(Collected data entries)

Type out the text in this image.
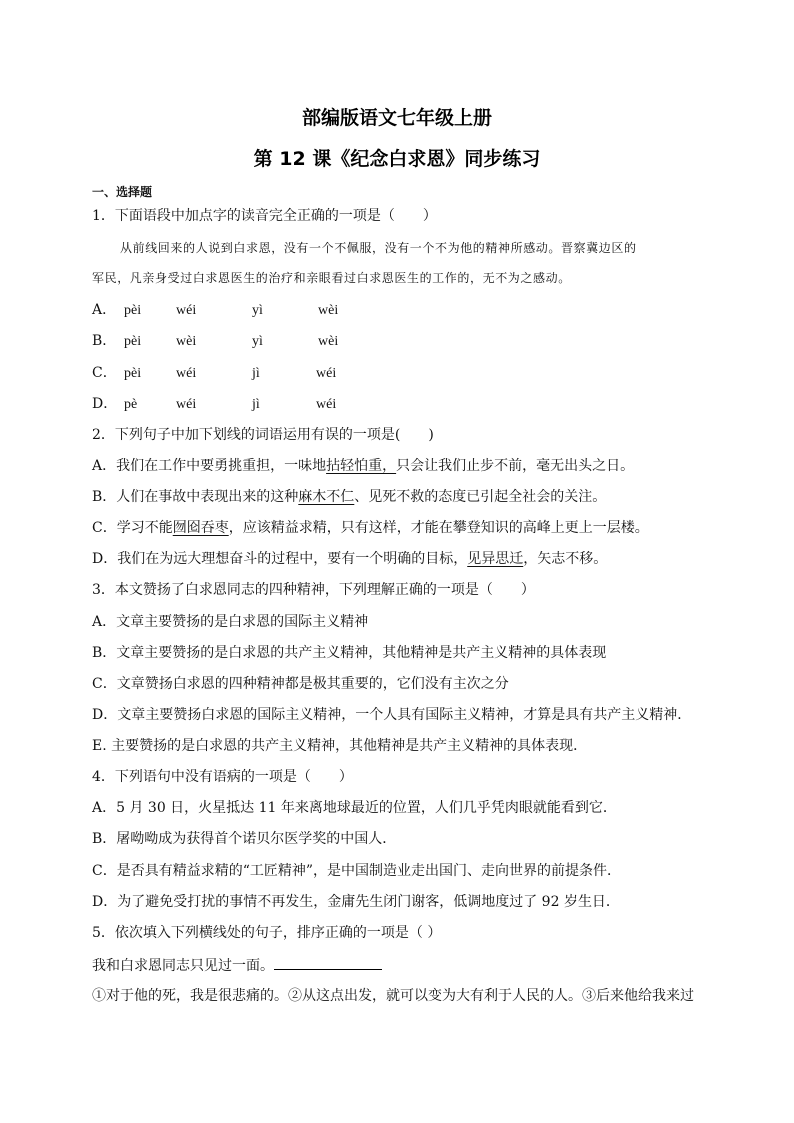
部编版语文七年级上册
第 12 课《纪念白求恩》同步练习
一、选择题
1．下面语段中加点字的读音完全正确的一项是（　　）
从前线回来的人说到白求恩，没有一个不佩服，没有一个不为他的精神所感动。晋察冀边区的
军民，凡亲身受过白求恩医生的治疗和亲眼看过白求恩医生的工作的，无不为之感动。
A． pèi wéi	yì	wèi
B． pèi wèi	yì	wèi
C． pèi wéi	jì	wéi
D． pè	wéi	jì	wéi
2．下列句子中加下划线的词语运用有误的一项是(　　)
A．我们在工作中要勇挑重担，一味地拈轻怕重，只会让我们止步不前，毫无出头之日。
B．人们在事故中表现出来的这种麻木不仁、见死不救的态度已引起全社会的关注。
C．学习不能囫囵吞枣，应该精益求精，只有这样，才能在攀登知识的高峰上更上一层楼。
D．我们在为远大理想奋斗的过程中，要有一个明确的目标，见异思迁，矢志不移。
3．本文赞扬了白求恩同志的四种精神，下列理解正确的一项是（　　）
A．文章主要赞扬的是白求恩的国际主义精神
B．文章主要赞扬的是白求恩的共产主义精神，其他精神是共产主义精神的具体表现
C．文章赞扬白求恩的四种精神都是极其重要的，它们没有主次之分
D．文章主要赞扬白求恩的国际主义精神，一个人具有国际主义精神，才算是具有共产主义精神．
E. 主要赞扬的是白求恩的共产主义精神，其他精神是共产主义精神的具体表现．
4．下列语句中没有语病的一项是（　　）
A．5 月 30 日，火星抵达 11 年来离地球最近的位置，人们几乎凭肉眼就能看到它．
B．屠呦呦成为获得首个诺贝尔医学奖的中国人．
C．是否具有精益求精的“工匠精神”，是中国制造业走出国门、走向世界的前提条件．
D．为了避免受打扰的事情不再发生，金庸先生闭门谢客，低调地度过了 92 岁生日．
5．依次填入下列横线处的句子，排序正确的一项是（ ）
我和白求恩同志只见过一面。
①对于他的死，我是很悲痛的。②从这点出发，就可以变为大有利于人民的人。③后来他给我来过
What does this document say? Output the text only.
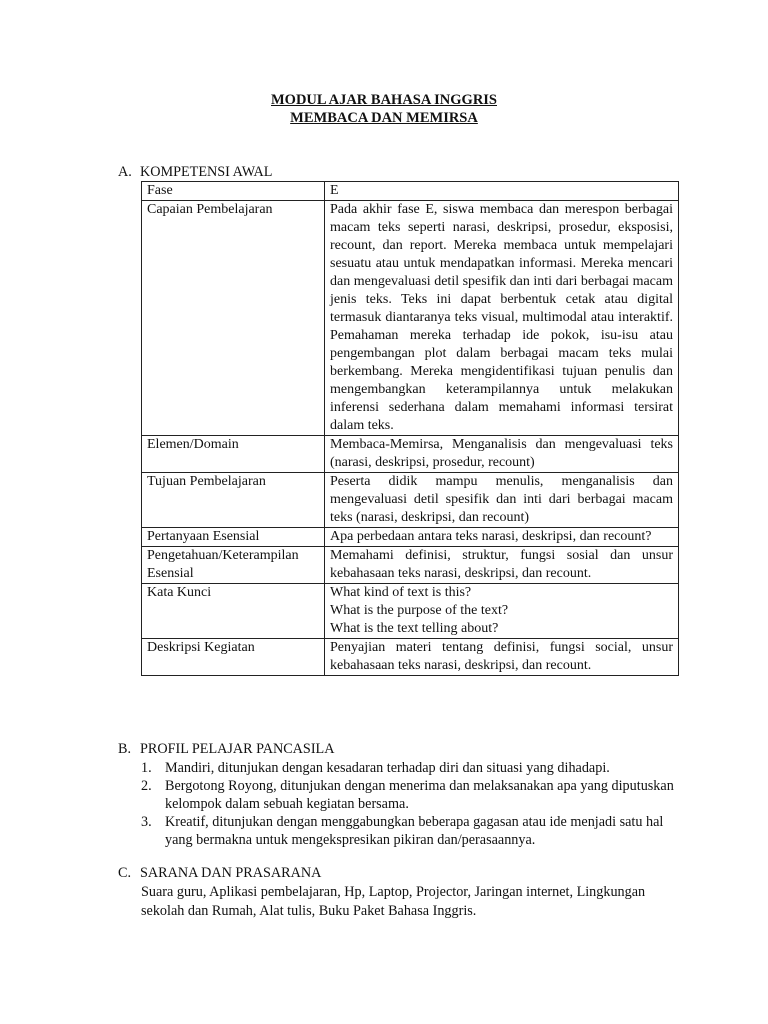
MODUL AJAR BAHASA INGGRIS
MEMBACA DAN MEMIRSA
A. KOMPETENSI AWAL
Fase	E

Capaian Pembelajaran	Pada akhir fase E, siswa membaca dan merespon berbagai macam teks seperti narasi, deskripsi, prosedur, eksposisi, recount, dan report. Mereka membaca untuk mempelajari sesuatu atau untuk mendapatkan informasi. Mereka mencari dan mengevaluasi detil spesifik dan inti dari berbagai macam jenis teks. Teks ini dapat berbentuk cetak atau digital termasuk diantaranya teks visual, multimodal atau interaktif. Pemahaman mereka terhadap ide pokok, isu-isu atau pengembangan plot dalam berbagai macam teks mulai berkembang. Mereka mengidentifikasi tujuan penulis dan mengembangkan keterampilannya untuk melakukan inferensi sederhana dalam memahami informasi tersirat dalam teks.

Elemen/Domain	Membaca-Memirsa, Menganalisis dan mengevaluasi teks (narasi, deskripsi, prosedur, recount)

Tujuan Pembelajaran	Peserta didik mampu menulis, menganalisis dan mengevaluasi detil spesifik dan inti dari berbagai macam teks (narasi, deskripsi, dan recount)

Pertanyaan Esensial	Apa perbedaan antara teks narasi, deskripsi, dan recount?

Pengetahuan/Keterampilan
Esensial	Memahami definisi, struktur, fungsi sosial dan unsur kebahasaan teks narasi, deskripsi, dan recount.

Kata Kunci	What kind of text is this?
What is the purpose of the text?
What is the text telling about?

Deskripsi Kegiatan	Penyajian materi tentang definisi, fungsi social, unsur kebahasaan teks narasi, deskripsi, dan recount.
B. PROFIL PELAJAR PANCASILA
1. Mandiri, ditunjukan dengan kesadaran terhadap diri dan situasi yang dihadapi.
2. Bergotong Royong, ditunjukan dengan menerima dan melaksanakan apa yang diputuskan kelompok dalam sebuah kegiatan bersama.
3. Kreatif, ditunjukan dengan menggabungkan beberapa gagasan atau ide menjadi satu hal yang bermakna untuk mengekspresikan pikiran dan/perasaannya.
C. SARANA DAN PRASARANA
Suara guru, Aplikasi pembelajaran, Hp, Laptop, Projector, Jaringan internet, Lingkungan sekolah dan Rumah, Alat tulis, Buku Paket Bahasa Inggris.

→ **Your objective**:
Leave out all images, then reproduce the entries above exactly.

→ **Full answer**:
Type out the text in this image.
部编版语文七年级上册
第 12 课《纪念白求恩》同步练习
一、选择题
1．下面语段中加点字的读音完全正确的一项是（　　）
从前线回来的人说到白求恩，没有一个不佩服，没有一个不为他的精神所感动。晋察冀边区的
军民，凡亲身受过白求恩医生的治疗和亲眼看过白求恩医生的工作的，无不为之感动。
A． pèi wéi	yì	wèi
B． pèi wèi	yì	wèi
C． pèi wéi	jì	wéi
D． pè	wéi	jì	wéi
2．下列句子中加下划线的词语运用有误的一项是(　　)
A．我们在工作中要勇挑重担，一味地拈轻怕重，只会让我们止步不前，毫无出头之日。
B．人们在事故中表现出来的这种麻木不仁、见死不救的态度已引起全社会的关注。
C．学习不能囫囵吞枣，应该精益求精，只有这样，才能在攀登知识的高峰上更上一层楼。
D．我们在为远大理想奋斗的过程中，要有一个明确的目标，见异思迁，矢志不移。
3．本文赞扬了白求恩同志的四种精神，下列理解正确的一项是（　　）
A．文章主要赞扬的是白求恩的国际主义精神
B．文章主要赞扬的是白求恩的共产主义精神，其他精神是共产主义精神的具体表现
C．文章赞扬白求恩的四种精神都是极其重要的，它们没有主次之分
D．文章主要赞扬白求恩的国际主义精神，一个人具有国际主义精神，才算是具有共产主义精神．
E. 主要赞扬的是白求恩的共产主义精神，其他精神是共产主义精神的具体表现．
4．下列语句中没有语病的一项是（　　）
A．5 月 30 日，火星抵达 11 年来离地球最近的位置，人们几乎凭肉眼就能看到它．
B．屠呦呦成为获得首个诺贝尔医学奖的中国人．
C．是否具有精益求精的“工匠精神”，是中国制造业走出国门、走向世界的前提条件．
D．为了避免受打扰的事情不再发生，金庸先生闭门谢客，低调地度过了 92 岁生日．
5．依次填入下列横线处的句子，排序正确的一项是（ ）
我和白求恩同志只见过一面。
①对于他的死，我是很悲痛的。②从这点出发，就可以变为大有利于人民的人。③后来他给我来过
What does this document say? Output the text only.
MODUL AJAR BAHASA INGGRIS
MEMBACA DAN MEMIRSA
A. KOMPETENSI AWAL
Fase	E

Capaian Pembelajaran	Pada akhir fase E, siswa membaca dan merespon berbagai macam teks seperti narasi, deskripsi, prosedur, eksposisi, recount, dan report. Mereka membaca untuk mempelajari sesuatu atau untuk mendapatkan informasi. Mereka mencari dan mengevaluasi detil spesifik dan inti dari berbagai macam jenis teks. Teks ini dapat berbentuk cetak atau digital termasuk diantaranya teks visual, multimodal atau interaktif. Pemahaman mereka terhadap ide pokok, isu-isu atau pengembangan plot dalam berbagai macam teks mulai berkembang. Mereka mengidentifikasi tujuan penulis dan mengembangkan keterampilannya untuk melakukan inferensi sederhana dalam memahami informasi tersirat dalam teks.

Elemen/Domain	Membaca-Memirsa, Menganalisis dan mengevaluasi teks (narasi, deskripsi, prosedur, recount)

Tujuan Pembelajaran	Peserta didik mampu menulis, menganalisis dan mengevaluasi detil spesifik dan inti dari berbagai macam teks (narasi, deskripsi, dan recount)

Pertanyaan Esensial	Apa perbedaan antara teks narasi, deskripsi, dan recount?

Pengetahuan/Keterampilan
Esensial	Memahami definisi, struktur, fungsi sosial dan unsur kebahasaan teks narasi, deskripsi, dan recount.

Kata Kunci	What kind of text is this?
What is the purpose of the text?
What is the text telling about?

Deskripsi Kegiatan	Penyajian materi tentang definisi, fungsi social, unsur kebahasaan teks narasi, deskripsi, dan recount.
B. PROFIL PELAJAR PANCASILA
1. Mandiri, ditunjukan dengan kesadaran terhadap diri dan situasi yang dihadapi.
2. Bergotong Royong, ditunjukan dengan menerima dan melaksanakan apa yang diputuskan kelompok dalam sebuah kegiatan bersama.
3. Kreatif, ditunjukan dengan menggabungkan beberapa gagasan atau ide menjadi satu hal yang bermakna untuk mengekspresikan pikiran dan/perasaannya.
C. SARANA DAN PRASARANA
Suara guru, Aplikasi pembelajaran, Hp, Laptop, Projector, Jaringan internet, Lingkungan sekolah dan Rumah, Alat tulis, Buku Paket Bahasa Inggris.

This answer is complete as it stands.